◆ PROBLEM STATEMENT:
Filter the lines below, copying only those with the string "indirecte".
————————
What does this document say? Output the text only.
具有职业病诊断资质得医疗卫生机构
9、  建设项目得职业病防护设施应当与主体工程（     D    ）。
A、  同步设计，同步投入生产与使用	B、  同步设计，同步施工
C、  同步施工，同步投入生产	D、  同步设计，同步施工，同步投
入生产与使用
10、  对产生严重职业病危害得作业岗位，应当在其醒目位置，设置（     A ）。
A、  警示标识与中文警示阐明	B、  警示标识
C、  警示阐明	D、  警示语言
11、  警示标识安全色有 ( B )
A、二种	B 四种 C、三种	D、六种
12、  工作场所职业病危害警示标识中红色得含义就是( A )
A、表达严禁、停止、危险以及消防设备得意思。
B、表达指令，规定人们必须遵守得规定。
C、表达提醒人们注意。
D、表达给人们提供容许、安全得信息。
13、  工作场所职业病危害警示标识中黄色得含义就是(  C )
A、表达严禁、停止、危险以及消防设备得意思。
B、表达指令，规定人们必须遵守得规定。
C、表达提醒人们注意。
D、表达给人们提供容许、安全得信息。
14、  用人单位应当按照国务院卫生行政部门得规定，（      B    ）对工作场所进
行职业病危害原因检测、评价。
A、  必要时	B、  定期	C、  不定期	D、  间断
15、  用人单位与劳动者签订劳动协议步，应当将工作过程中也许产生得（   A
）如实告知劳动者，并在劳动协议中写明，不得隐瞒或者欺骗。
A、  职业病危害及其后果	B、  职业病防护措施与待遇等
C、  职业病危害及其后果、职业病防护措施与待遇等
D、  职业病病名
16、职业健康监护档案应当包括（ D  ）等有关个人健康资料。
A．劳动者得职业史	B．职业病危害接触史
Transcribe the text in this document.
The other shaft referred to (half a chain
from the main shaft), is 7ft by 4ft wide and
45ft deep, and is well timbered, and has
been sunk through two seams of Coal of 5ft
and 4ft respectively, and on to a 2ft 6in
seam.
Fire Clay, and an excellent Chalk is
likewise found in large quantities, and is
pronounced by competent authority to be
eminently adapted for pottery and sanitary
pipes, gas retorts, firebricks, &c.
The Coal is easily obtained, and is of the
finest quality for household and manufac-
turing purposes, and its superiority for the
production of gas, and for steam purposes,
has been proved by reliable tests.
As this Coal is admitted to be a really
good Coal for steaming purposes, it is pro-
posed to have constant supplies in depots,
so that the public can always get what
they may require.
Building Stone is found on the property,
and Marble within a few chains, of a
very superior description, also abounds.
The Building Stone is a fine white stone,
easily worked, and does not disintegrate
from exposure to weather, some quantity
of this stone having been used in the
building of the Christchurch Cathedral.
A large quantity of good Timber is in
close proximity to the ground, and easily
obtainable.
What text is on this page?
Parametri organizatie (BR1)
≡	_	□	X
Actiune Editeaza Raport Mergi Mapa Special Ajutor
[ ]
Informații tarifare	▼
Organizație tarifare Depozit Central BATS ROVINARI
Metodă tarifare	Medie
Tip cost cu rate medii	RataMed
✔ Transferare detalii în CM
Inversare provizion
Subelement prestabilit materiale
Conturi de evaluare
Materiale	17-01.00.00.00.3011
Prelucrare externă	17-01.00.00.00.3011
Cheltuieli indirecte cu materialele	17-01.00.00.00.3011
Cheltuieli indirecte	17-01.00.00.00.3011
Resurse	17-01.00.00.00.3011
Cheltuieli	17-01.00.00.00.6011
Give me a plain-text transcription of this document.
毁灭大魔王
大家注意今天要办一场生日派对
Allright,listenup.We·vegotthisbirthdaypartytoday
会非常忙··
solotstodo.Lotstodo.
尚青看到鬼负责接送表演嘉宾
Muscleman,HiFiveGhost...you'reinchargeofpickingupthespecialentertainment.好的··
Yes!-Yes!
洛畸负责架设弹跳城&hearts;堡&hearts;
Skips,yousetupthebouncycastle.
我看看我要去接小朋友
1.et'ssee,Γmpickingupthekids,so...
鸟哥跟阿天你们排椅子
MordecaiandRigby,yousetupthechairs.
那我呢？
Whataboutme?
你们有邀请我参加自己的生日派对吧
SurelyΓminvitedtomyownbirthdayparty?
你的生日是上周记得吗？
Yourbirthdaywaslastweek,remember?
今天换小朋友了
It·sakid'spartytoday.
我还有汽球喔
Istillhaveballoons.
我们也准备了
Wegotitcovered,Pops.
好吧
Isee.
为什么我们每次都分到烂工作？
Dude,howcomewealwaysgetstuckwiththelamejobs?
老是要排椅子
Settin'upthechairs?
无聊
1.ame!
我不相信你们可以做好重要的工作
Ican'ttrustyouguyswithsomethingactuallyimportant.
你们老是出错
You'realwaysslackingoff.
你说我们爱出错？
————————
◆ TASK ANSWER:
Cheltuieli indirecte cu materialele	17-01.00.00.00.3011
Cheltuieli indirecte	17-01.00.00.00.3011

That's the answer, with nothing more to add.